Written problem 1: From the passage on U.S. Congressional speeches, list every author named individually in the footnote citation.
Written problem 2: Continue the passage on U.S. Congressional speeches from the point where it ends.

Supplied passage:

■ ■ ■

U.S. Congressional speeches
Legislators frequently give speeches on the floor of the U.S. Congress. The target audience of these speeches varies from the general public to other legislators, and the speeches are often used to persuade others to support a particular bill or policy. The speeches are typically recorded in the Congressional Record, which is a transcript of the proceedings of Congress.
In this assignment you will estimate a series of machine learning models to predict the partisan identity (Democrat or Republican) of a speechmaker based on the text of the speech itself. The dataset contains speeches from the 117th Congress which met from 2021-23.1
1 The dataset is a filtered version of the legislative speech dataset from Aroyehun, S.T., Simchon, A., Carrella, F. et al. Computational analysis of US congressional speeches reveals a shift from evidence to intuition. Nat Hum Behav (2025). https://doi.org/10.1038/s41562-025-02136-2
There are two files in the data
folder:
-
cong-speech-train.rds
- this contains the training set of observations -
cong-speech-test.rds
- this contains the test set of observations
We have already split the data into training/test sets for you. You do not need to use initial_split()

■ ■ ■

Stored data:
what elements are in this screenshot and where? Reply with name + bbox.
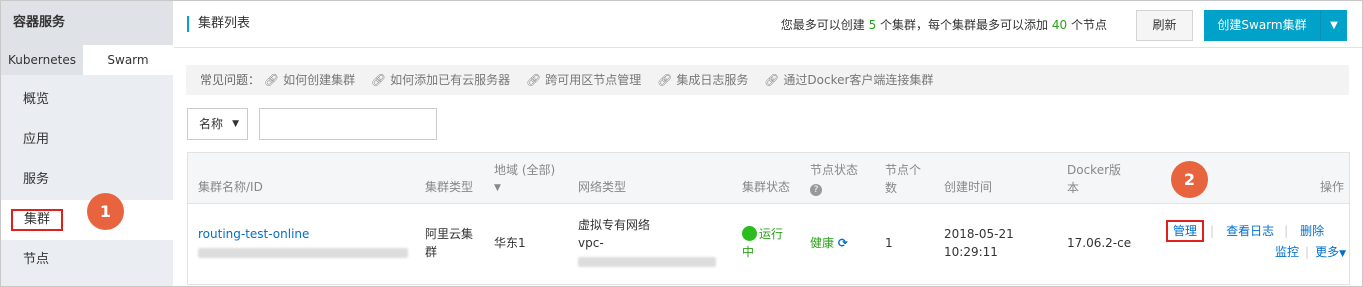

■ ■ ■

Written answer 1:
S.T. Aroyehun
A. Simchon
F. Carrella

Written answer 2:
to partition the data. Unless otherwise specified, all models should be fit using 5-fold cross-validation.
Exercises
Exercise 1
Analyze word and document frequency. Use the training dataset to identify which words or phrases are most commonly associated with Democrats and Republicans. Calculate the tf-idf scores for Democratic versus Republican speeches for all unigrams and bigrams in the legislative speeches. Visualize and interpret the top-20 most frequent terms for each party. Which make sense to you? Which do not? Maybe investigate the more confusing ones to see why they might have such a high tf-idf score.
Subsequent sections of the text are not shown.